Exercise objective >>
Repeat the rows starting with the first row and ending with the row that contains "legend-item: Average Week 2 [440,700,574,714]", including that row.

Spatial annotation records >>
>>>>>
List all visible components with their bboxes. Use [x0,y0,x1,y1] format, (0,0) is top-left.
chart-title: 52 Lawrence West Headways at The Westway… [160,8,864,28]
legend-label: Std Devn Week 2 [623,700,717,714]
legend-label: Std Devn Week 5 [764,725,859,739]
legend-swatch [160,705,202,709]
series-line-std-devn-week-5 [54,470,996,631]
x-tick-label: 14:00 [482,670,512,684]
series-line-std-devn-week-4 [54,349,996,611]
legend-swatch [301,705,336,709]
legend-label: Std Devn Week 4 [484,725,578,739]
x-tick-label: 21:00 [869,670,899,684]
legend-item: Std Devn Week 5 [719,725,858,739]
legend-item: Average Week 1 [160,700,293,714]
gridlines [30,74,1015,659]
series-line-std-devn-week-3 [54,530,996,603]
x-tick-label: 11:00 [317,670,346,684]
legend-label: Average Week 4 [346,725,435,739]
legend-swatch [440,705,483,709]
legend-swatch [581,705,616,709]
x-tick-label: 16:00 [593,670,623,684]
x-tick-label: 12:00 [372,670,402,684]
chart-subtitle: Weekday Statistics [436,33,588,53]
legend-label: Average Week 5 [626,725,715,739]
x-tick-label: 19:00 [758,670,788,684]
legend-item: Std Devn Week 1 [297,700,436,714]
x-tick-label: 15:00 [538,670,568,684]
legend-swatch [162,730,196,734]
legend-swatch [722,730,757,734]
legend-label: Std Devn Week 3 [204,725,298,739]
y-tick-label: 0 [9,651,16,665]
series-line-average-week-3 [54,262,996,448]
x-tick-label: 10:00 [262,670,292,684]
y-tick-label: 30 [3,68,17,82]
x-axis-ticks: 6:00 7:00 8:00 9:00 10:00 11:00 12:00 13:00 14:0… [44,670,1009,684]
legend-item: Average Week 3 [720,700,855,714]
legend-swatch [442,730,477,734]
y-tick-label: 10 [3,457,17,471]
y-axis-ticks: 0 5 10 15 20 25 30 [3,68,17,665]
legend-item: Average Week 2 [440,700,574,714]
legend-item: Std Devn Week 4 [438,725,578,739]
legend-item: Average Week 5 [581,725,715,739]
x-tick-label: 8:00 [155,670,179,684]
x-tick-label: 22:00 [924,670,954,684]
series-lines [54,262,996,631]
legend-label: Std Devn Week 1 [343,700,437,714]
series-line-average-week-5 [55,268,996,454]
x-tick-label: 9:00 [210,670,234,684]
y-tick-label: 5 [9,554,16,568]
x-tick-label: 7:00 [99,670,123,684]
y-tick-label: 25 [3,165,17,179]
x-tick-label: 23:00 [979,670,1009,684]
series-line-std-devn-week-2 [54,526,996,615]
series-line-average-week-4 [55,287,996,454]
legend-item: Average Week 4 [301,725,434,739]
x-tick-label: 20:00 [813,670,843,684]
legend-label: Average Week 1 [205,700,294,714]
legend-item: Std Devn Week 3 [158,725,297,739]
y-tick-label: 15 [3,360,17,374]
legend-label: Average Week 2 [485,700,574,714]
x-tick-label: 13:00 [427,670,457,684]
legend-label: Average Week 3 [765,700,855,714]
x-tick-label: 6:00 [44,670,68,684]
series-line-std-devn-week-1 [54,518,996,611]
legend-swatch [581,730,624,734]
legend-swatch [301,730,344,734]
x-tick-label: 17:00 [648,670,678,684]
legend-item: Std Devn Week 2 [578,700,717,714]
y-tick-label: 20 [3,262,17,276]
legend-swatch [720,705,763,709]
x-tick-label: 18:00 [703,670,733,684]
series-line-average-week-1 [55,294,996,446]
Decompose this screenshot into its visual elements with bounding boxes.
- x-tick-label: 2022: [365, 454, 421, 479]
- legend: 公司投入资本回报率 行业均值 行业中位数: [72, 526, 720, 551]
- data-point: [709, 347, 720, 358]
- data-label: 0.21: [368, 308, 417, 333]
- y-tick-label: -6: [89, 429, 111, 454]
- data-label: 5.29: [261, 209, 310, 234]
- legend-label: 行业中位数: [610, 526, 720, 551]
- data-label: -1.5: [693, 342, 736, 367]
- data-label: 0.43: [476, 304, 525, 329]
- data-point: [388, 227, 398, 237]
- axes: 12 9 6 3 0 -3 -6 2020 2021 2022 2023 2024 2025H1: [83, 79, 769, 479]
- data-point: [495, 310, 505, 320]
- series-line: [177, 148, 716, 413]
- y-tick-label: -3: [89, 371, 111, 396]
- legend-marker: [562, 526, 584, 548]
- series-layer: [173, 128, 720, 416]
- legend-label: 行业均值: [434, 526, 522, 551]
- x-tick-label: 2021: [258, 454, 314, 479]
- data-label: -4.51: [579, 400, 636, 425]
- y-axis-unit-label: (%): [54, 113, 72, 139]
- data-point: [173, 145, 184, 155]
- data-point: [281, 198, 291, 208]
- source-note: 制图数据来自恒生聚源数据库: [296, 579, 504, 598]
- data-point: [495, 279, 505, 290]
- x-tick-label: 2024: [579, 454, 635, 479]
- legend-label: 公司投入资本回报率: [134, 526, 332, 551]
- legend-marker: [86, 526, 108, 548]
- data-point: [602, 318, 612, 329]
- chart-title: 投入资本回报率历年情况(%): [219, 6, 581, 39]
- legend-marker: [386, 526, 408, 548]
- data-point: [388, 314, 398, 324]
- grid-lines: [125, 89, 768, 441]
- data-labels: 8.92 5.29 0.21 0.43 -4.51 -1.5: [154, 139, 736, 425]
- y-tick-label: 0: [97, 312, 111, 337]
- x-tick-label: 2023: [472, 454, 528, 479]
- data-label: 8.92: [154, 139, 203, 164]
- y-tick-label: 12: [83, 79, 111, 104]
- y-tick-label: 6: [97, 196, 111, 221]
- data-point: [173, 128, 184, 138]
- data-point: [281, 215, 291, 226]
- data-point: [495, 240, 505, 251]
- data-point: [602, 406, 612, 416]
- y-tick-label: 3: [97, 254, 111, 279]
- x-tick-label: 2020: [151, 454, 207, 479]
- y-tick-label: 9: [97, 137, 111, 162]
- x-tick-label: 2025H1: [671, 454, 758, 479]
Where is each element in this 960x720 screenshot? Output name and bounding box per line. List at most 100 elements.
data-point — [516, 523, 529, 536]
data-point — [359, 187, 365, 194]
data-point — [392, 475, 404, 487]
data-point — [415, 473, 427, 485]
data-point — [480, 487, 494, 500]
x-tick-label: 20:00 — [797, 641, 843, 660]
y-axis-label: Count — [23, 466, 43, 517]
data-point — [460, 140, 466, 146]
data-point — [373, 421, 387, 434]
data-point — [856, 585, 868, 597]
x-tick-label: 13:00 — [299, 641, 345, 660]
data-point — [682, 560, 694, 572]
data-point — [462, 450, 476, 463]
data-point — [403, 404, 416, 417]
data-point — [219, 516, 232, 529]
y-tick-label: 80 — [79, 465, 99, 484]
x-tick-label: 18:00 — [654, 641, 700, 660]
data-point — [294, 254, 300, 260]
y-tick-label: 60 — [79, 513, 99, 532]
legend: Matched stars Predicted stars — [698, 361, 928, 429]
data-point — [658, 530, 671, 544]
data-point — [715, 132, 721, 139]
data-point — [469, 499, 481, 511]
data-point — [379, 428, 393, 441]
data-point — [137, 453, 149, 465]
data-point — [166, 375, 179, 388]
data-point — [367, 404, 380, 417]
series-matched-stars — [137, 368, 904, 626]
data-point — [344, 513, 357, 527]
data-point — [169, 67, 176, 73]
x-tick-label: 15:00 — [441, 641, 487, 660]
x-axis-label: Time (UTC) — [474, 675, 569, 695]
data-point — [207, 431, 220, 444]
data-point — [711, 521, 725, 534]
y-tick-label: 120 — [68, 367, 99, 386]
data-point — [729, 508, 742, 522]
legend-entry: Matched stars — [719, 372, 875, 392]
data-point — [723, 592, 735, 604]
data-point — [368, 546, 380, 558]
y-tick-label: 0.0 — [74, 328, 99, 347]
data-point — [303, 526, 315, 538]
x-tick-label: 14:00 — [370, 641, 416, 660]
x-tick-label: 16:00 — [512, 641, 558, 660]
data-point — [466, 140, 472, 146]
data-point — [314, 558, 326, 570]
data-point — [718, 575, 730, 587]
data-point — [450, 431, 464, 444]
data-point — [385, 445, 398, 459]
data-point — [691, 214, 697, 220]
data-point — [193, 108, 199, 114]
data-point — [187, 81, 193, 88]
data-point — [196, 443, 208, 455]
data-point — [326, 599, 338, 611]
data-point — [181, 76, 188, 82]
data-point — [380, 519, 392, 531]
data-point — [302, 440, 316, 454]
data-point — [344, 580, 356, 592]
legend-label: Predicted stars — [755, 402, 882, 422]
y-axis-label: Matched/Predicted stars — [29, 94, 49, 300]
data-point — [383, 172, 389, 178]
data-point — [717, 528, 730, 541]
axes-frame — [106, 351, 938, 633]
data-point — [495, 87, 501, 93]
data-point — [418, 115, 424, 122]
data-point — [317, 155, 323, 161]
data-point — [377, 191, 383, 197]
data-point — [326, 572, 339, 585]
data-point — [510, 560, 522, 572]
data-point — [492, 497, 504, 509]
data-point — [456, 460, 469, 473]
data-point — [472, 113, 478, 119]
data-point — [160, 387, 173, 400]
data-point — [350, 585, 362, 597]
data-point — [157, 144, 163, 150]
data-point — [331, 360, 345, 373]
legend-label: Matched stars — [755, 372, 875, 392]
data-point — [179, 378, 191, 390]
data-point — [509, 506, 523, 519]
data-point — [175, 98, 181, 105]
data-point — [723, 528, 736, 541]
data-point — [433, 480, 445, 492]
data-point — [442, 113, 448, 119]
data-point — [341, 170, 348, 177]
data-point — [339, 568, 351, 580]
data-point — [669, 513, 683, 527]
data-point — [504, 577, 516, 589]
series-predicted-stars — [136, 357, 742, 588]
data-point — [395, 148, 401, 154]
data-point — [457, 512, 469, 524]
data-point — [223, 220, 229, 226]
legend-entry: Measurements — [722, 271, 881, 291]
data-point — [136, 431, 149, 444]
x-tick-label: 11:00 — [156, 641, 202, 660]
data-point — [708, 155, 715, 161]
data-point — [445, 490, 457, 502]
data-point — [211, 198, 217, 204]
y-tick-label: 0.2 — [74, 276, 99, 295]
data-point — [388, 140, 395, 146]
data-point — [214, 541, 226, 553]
<<<<<
Task output >>
List all visible components with their bboxes. Use [x0,y0,x1,y1] format, (0,0) is top-left.
chart-title: 52 Lawrence West Headways at The Westway… [160,8,864,28]
legend-label: Std Devn Week 2 [623,700,717,714]
legend-label: Std Devn Week 5 [764,725,859,739]
legend-swatch [160,705,202,709]
series-line-std-devn-week-5 [54,470,996,631]
x-tick-label: 14:00 [482,670,512,684]
series-line-std-devn-week-4 [54,349,996,611]
legend-swatch [301,705,336,709]
legend-label: Std Devn Week 4 [484,725,578,739]
x-tick-label: 21:00 [869,670,899,684]
legend-item: Std Devn Week 5 [719,725,858,739]
legend-item: Average Week 1 [160,700,293,714]
gridlines [30,74,1015,659]
series-line-std-devn-week-3 [54,530,996,603]
x-tick-label: 11:00 [317,670,346,684]
legend-label: Average Week 4 [346,725,435,739]
legend-swatch [440,705,483,709]
legend-swatch [581,705,616,709]
x-tick-label: 16:00 [593,670,623,684]
x-tick-label: 12:00 [372,670,402,684]
chart-subtitle: Weekday Statistics [436,33,588,53]
legend-label: Average Week 5 [626,725,715,739]
x-tick-label: 19:00 [758,670,788,684]
legend-item: Std Devn Week 1 [297,700,436,714]
x-tick-label: 15:00 [538,670,568,684]
legend-swatch [162,730,196,734]
legend-swatch [722,730,757,734]
legend-label: Std Devn Week 3 [204,725,298,739]
y-tick-label: 0 [9,651,16,665]
series-line-average-week-3 [54,262,996,448]
x-tick-label: 10:00 [262,670,292,684]
y-tick-label: 30 [3,68,17,82]
x-axis-ticks: 6:00 7:00 8:00 9:00 10:00 11:00 12:00 13:00 14:0… [44,670,1009,684]
legend-item: Average Week 3 [720,700,855,714]
legend-swatch [442,730,477,734]
y-tick-label: 10 [3,457,17,471]
y-axis-ticks: 0 5 10 15 20 25 30 [3,68,17,665]
legend-item: Average Week 2 [440,700,574,714]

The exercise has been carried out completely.